+++ GIVEN DATA

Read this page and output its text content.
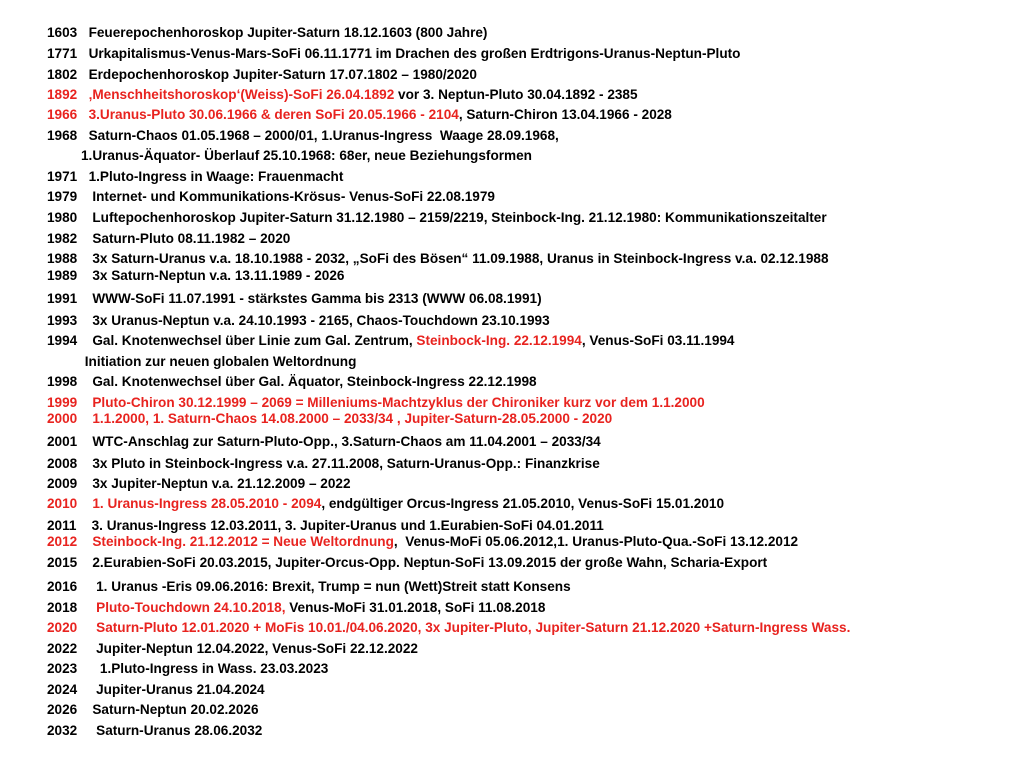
1603   Feuerepochenhoroskop Jupiter-Saturn 18.12.1603 (800 Jahre)
1771   Urkapitalismus-Venus-Mars-SoFi 06.11.1771 im Drachen des großen Erdtrigons-Uranus-Neptun-Pluto
1802   Erdepochenhoroskop Jupiter-Saturn 17.07.1802 – 1980/2020
1892   ‚Menschheitshoroskop‘(Weiss)-SoFi 26.04.1892 vor 3. Neptun-Pluto 30.04.1892 - 2385
1966   3.Uranus-Pluto 30.06.1966 & deren SoFi 20.05.1966 - 2104, Saturn-Chiron 13.04.1966 - 2028
1968   Saturn-Chaos 01.05.1968 – 2000/01, 1.Uranus-Ingress  Waage 28.09.1968,
1.Uranus-Äquator- Überlauf 25.10.1968: 68er, neue Beziehungsformen
1971   1.Pluto-Ingress in Waage: Frauenmacht
1979    Internet- und Kommunikations-Krösus- Venus-SoFi 22.08.1979
1980    Luftepochenhoroskop Jupiter-Saturn 31.12.1980 – 2159/2219, Steinbock-Ing. 21.12.1980: Kommunikationszeitalter
1982    Saturn-Pluto 08.11.1982 – 2020
1988    3x Saturn-Uranus v.a. 18.10.1988 - 2032, „SoFi des Bösen“ 11.09.1988, Uranus in Steinbock-Ingress v.a. 02.12.1988
1989    3x Saturn-Neptun v.a. 13.11.1989 - 2026
1991    WWW-SoFi 11.07.1991 - stärkstes Gamma bis 2313 (WWW 06.08.1991)
1993    3x Uranus-Neptun v.a. 24.10.1993 - 2165, Chaos-Touchdown 23.10.1993
1994    Gal. Knotenwechsel über Linie zum Gal. Zentrum, Steinbock-Ing. 22.12.1994, Venus-SoFi 03.11.1994
Initiation zur neuen globalen Weltordnung
1998    Gal. Knotenwechsel über Gal. Äquator, Steinbock-Ingress 22.12.1998
1999    Pluto-Chiron 30.12.1999 – 2069 = Milleniums-Machtzyklus der Chironiker kurz vor dem 1.1.2000
2000    1.1.2000, 1. Saturn-Chaos 14.08.2000 – 2033/34 , Jupiter-Saturn-28.05.2000 - 2020
2001    WTC-Anschlag zur Saturn-Pluto-Opp., 3.Saturn-Chaos am 11.04.2001 – 2033/34
2008    3x Pluto in Steinbock-Ingress v.a. 27.11.2008, Saturn-Uranus-Opp.: Finanzkrise
2009    3x Jupiter-Neptun v.a. 21.12.2009 – 2022
2010    1. Uranus-Ingress 28.05.2010 - 2094, endgültiger Orcus-Ingress 21.05.2010, Venus-SoFi 15.01.2010
2011    3. Uranus-Ingress 12.03.2011, 3. Jupiter-Uranus und 1.Eurabien-SoFi 04.01.2011
2012    Steinbock-Ing. 21.12.2012 = Neue Weltordnung,  Venus-MoFi 05.06.2012,1. Uranus-Pluto-Qua.-SoFi 13.12.2012
2015    2.Eurabien-SoFi 20.03.2015, Jupiter-Orcus-Opp. Neptun-SoFi 13.09.2015 der große Wahn, Scharia-Export
2016     1. Uranus -Eris 09.06.2016: Brexit, Trump = nun (Wett)Streit statt Konsens
2018     Pluto-Touchdown 24.10.2018, Venus-MoFi 31.01.2018, SoFi 11.08.2018
2020     Saturn-Pluto 12.01.2020 + MoFis 10.01./04.06.2020, 3x Jupiter-Pluto, Jupiter-Saturn 21.12.2020 +Saturn-Ingress Wass.
2022     Jupiter-Neptun 12.04.2022, Venus-SoFi 22.12.2022
2023      1.Pluto-Ingress in Wass. 23.03.2023
2024     Jupiter-Uranus 21.04.2024
2026    Saturn-Neptun 20.02.2026
2032     Saturn-Uranus 28.06.2032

++++++

Give the number of lines in the records above that contain the word "Touchdown". Reply with that number alone.

● **FULL RESPONSE**
2